━━━━━ RECORDED INFORMATION ━━━━━
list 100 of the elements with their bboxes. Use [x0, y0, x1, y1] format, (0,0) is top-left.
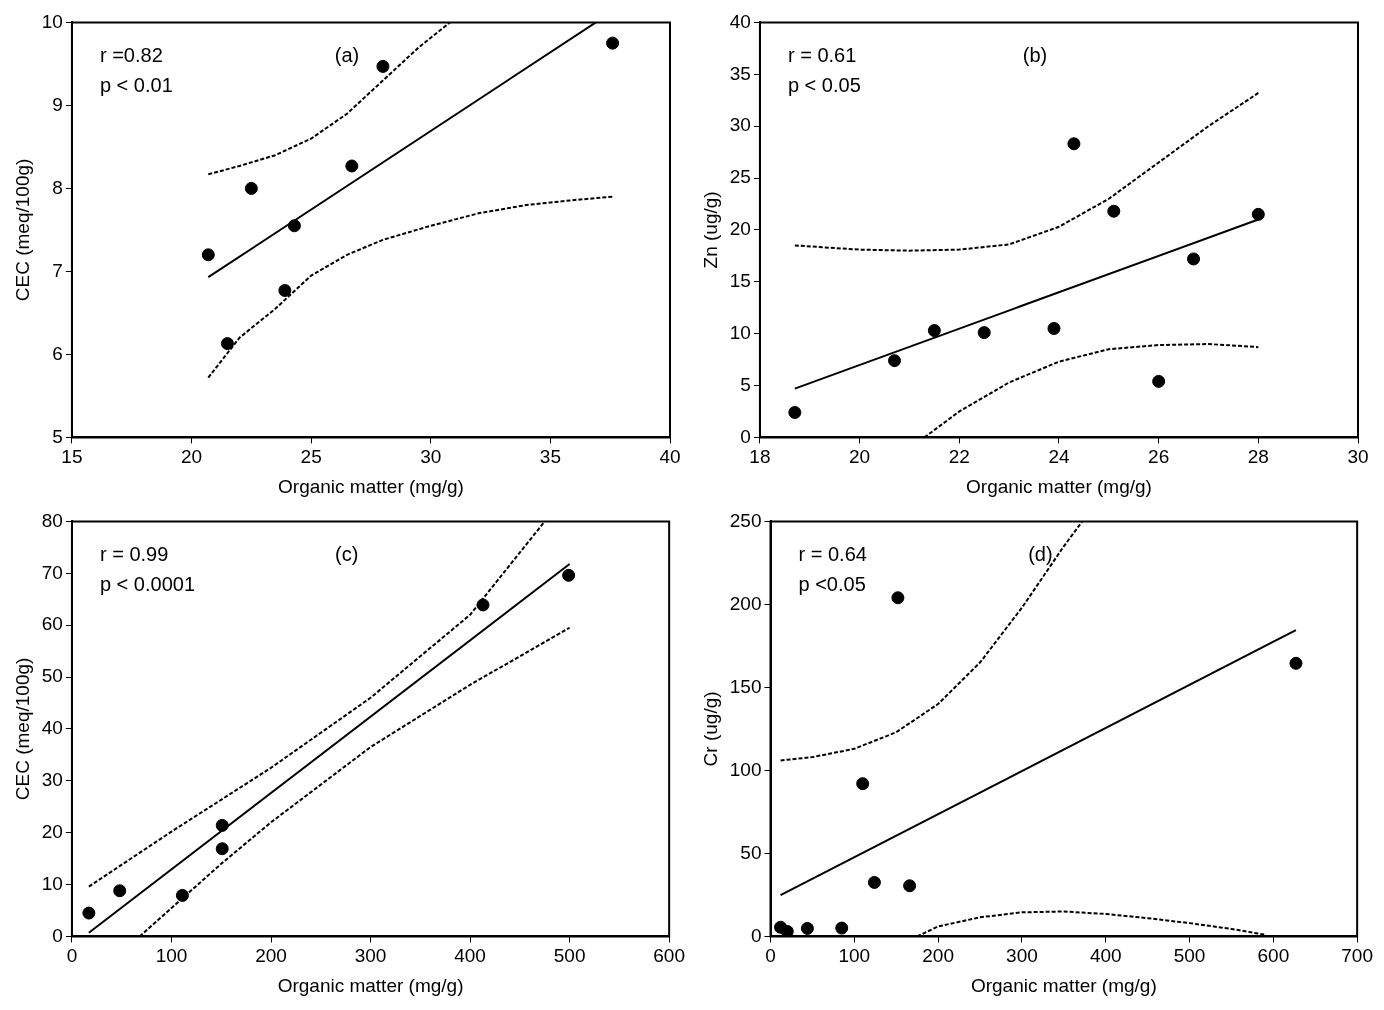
- y-tick-label: 40: [729, 10, 751, 32]
- annotation: r = 0.64: [798, 542, 867, 565]
- x-tick-label: 0: [66, 945, 78, 967]
- x-tick-label: 500: [553, 945, 586, 967]
- y-tick-label: 50: [41, 665, 63, 687]
- y-tick-label: 100: [729, 758, 762, 780]
- x-tick-label: 700: [1341, 945, 1373, 967]
- annotation: p < 0.0001: [99, 572, 196, 595]
- y-tick-label: 80: [41, 509, 63, 531]
- point: [606, 36, 620, 50]
- point: [1187, 252, 1201, 266]
- point: [244, 181, 258, 195]
- point: [82, 906, 96, 920]
- annotation: (d): [1028, 542, 1053, 565]
- x-tick-label: 300: [354, 945, 387, 967]
- y-tick-label: 5: [740, 373, 751, 395]
- y-tick-label: 8: [52, 176, 63, 198]
- y-tick-label: 5: [52, 425, 63, 447]
- x-tick-label: 300: [1006, 945, 1038, 967]
- point: [215, 842, 229, 856]
- point: [376, 59, 390, 73]
- y-tick-label: 9: [52, 93, 63, 115]
- annotation: r = 0.99: [99, 542, 169, 565]
- point: [1289, 656, 1303, 670]
- x-tick-label: 22: [948, 446, 970, 468]
- x-tick-label: 200: [922, 945, 954, 967]
- point: [888, 354, 901, 368]
- point: [1107, 204, 1121, 218]
- x-tick-label: 18: [749, 446, 771, 468]
- y-tick-label: 20: [41, 820, 63, 842]
- point: [780, 924, 794, 937]
- point: [113, 884, 127, 898]
- y-tick-label: 0: [750, 924, 762, 946]
- y-tick-label: 10: [729, 321, 751, 343]
- x-axis-title: Organic matter (mg/g): [966, 475, 1152, 497]
- x-tick-label: 26: [1148, 446, 1170, 468]
- y-tick-label: 60: [41, 613, 63, 635]
- point: [867, 875, 881, 889]
- point: [562, 568, 576, 582]
- annotation: p <0.05: [798, 572, 866, 595]
- point: [215, 818, 229, 832]
- annotation: (a): [334, 43, 360, 66]
- x-tick-label: 24: [1048, 446, 1070, 468]
- x-tick-label: 100: [155, 945, 188, 967]
- x-tick-label: 40: [659, 446, 681, 468]
- x-tick-label: 600: [1257, 945, 1290, 967]
- x-tick-label: 25: [300, 446, 322, 468]
- y-tick-label: 7: [52, 259, 63, 281]
- x-tick-label: 20: [849, 446, 871, 468]
- x-tick-label: 30: [420, 446, 442, 468]
- point: [287, 219, 301, 233]
- point: [977, 326, 991, 340]
- annotation: (b): [1022, 43, 1048, 66]
- x-tick-label: 30: [1347, 446, 1369, 468]
- y-tick-label: 6: [52, 342, 63, 364]
- point: [800, 921, 814, 935]
- y-tick-label: 10: [41, 872, 63, 894]
- x-tick-label: 400: [454, 945, 486, 967]
- x-tick-label: 0: [765, 945, 776, 967]
- x-axis-title: Organic matter (mg/g): [278, 475, 464, 497]
- y-axis-title: CEC (meq/100g): [11, 657, 33, 801]
- y-tick-label: 15: [729, 270, 751, 292]
- y-axis-title: CEC (meq/100g): [11, 158, 33, 302]
- y-tick-label: 30: [729, 114, 751, 136]
- y-tick-label: 250: [729, 509, 762, 531]
- y-tick-label: 25: [729, 166, 751, 188]
- x-tick-label: 100: [838, 945, 871, 967]
- point: [856, 777, 870, 791]
- x-tick-label: 400: [1089, 945, 1122, 967]
- y-tick-label: 35: [729, 62, 751, 84]
- y-axis-title: Cr (ug/g): [699, 691, 721, 767]
- annotation: p < 0.05: [787, 73, 861, 96]
- y-tick-label: 10: [41, 10, 63, 32]
- point: [1251, 207, 1265, 221]
- x-tick-label: 500: [1173, 945, 1206, 967]
- x-tick-label: 35: [539, 446, 561, 468]
- point: [788, 406, 802, 419]
- annotation: p < 0.01: [99, 73, 173, 96]
- y-tick-label: 150: [729, 675, 762, 697]
- y-tick-label: 0: [52, 924, 63, 946]
- point: [1047, 321, 1061, 335]
- y-tick-label: 0: [740, 425, 751, 447]
- x-tick-label: 28: [1247, 446, 1269, 468]
- point: [476, 598, 490, 612]
- x-axis-title: Organic matter (mg/g): [277, 974, 464, 996]
- y-axis-title: Zn (ug/g): [699, 191, 721, 269]
- x-axis-title: Organic matter (mg/g): [970, 974, 1157, 996]
- x-tick-label: 200: [255, 945, 287, 967]
- annotation: (c): [334, 542, 359, 565]
- point: [220, 337, 234, 351]
- line-series: [207, 195, 614, 379]
- annotation: r =0.82: [99, 43, 163, 66]
- y-tick-label: 20: [729, 218, 751, 240]
- y-tick-label: 200: [729, 592, 762, 614]
- y-tick-label: 30: [41, 769, 63, 791]
- point: [345, 159, 359, 173]
- point: [903, 879, 917, 893]
- x-tick-label: 20: [180, 446, 203, 468]
- x-tick-label: 600: [653, 945, 685, 967]
- point: [1152, 374, 1166, 388]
━━━━━
PROBLEM:
Retype all of the records above character for character, leaving the pictures out of your answer.

OUTPUT FOR THIS TASK:
list 100 of the elements with their bboxes. Use [x0, y0, x1, y1] format, (0,0) is top-left.
- y-tick-label: 40: [729, 10, 751, 32]
- annotation: r = 0.64: [798, 542, 867, 565]
- x-tick-label: 0: [66, 945, 78, 967]
- x-tick-label: 500: [553, 945, 586, 967]
- y-tick-label: 50: [41, 665, 63, 687]
- y-tick-label: 100: [729, 758, 762, 780]
- x-tick-label: 700: [1341, 945, 1373, 967]
- annotation: p < 0.0001: [99, 572, 196, 595]
- y-tick-label: 80: [41, 509, 63, 531]
- point: [606, 36, 620, 50]
- point: [1187, 252, 1201, 266]
- point: [244, 181, 258, 195]
- point: [82, 906, 96, 920]
- annotation: (d): [1028, 542, 1053, 565]
- x-tick-label: 300: [354, 945, 387, 967]
- y-tick-label: 5: [740, 373, 751, 395]
- y-tick-label: 8: [52, 176, 63, 198]
- y-tick-label: 5: [52, 425, 63, 447]
- x-tick-label: 300: [1006, 945, 1038, 967]
- point: [215, 842, 229, 856]
- point: [376, 59, 390, 73]
- y-tick-label: 9: [52, 93, 63, 115]
- annotation: r = 0.99: [99, 542, 169, 565]
- point: [1289, 656, 1303, 670]
- x-tick-label: 22: [948, 446, 970, 468]
- x-tick-label: 200: [922, 945, 954, 967]
- point: [888, 354, 901, 368]
- point: [1107, 204, 1121, 218]
- x-tick-label: 18: [749, 446, 771, 468]
- y-tick-label: 20: [41, 820, 63, 842]
- point: [780, 924, 794, 937]
- point: [113, 884, 127, 898]
- y-tick-label: 0: [750, 924, 762, 946]
- y-tick-label: 10: [729, 321, 751, 343]
- x-axis-title: Organic matter (mg/g): [966, 475, 1152, 497]
- x-tick-label: 26: [1148, 446, 1170, 468]
- y-tick-label: 60: [41, 613, 63, 635]
- point: [867, 875, 881, 889]
- point: [562, 568, 576, 582]
- annotation: p <0.05: [798, 572, 866, 595]
- point: [215, 818, 229, 832]
- annotation: (a): [334, 43, 360, 66]
- x-tick-label: 24: [1048, 446, 1070, 468]
- x-tick-label: 100: [155, 945, 188, 967]
- x-tick-label: 40: [659, 446, 681, 468]
- x-tick-label: 600: [1257, 945, 1290, 967]
- x-tick-label: 25: [300, 446, 322, 468]
- y-tick-label: 7: [52, 259, 63, 281]
- x-tick-label: 20: [849, 446, 871, 468]
- x-tick-label: 30: [420, 446, 442, 468]
- point: [287, 219, 301, 233]
- point: [977, 326, 991, 340]
- annotation: (b): [1022, 43, 1048, 66]
- x-tick-label: 30: [1347, 446, 1369, 468]
- y-tick-label: 6: [52, 342, 63, 364]
- point: [800, 921, 814, 935]
- y-tick-label: 10: [41, 872, 63, 894]
- x-tick-label: 400: [454, 945, 486, 967]
- x-tick-label: 0: [765, 945, 776, 967]
- x-axis-title: Organic matter (mg/g): [278, 475, 464, 497]
- y-axis-title: CEC (meq/100g): [11, 657, 33, 801]
- y-tick-label: 15: [729, 270, 751, 292]
- y-axis-title: CEC (meq/100g): [11, 158, 33, 302]
- y-tick-label: 30: [729, 114, 751, 136]
- y-tick-label: 250: [729, 509, 762, 531]
- y-tick-label: 25: [729, 166, 751, 188]
- x-tick-label: 100: [838, 945, 871, 967]
- point: [856, 777, 870, 791]
- x-tick-label: 400: [1089, 945, 1122, 967]
- y-tick-label: 35: [729, 62, 751, 84]
- y-axis-title: Cr (ug/g): [699, 691, 721, 767]
- annotation: p < 0.05: [787, 73, 861, 96]
- y-tick-label: 10: [41, 10, 63, 32]
- point: [1251, 207, 1265, 221]
- x-tick-label: 500: [1173, 945, 1206, 967]
- x-tick-label: 35: [539, 446, 561, 468]
- point: [788, 406, 802, 419]
- annotation: p < 0.01: [99, 73, 173, 96]
- y-tick-label: 150: [729, 675, 762, 697]
- y-tick-label: 0: [52, 924, 63, 946]
- point: [1047, 321, 1061, 335]
- y-tick-label: 0: [740, 425, 751, 447]
- x-tick-label: 28: [1247, 446, 1269, 468]
- point: [476, 598, 490, 612]
- x-axis-title: Organic matter (mg/g): [277, 974, 464, 996]
- y-axis-title: Zn (ug/g): [699, 191, 721, 269]
- x-axis-title: Organic matter (mg/g): [970, 974, 1157, 996]
- x-tick-label: 200: [255, 945, 287, 967]
- annotation: (c): [334, 542, 359, 565]
- point: [220, 337, 234, 351]
- line-series: [207, 195, 614, 379]
- annotation: r =0.82: [99, 43, 163, 66]
- y-tick-label: 20: [729, 218, 751, 240]
- y-tick-label: 200: [729, 592, 762, 614]
- y-tick-label: 30: [41, 769, 63, 791]
- point: [345, 159, 359, 173]
- point: [903, 879, 917, 893]
- x-tick-label: 20: [180, 446, 203, 468]
- x-tick-label: 600: [653, 945, 685, 967]
- point: [1152, 374, 1166, 388]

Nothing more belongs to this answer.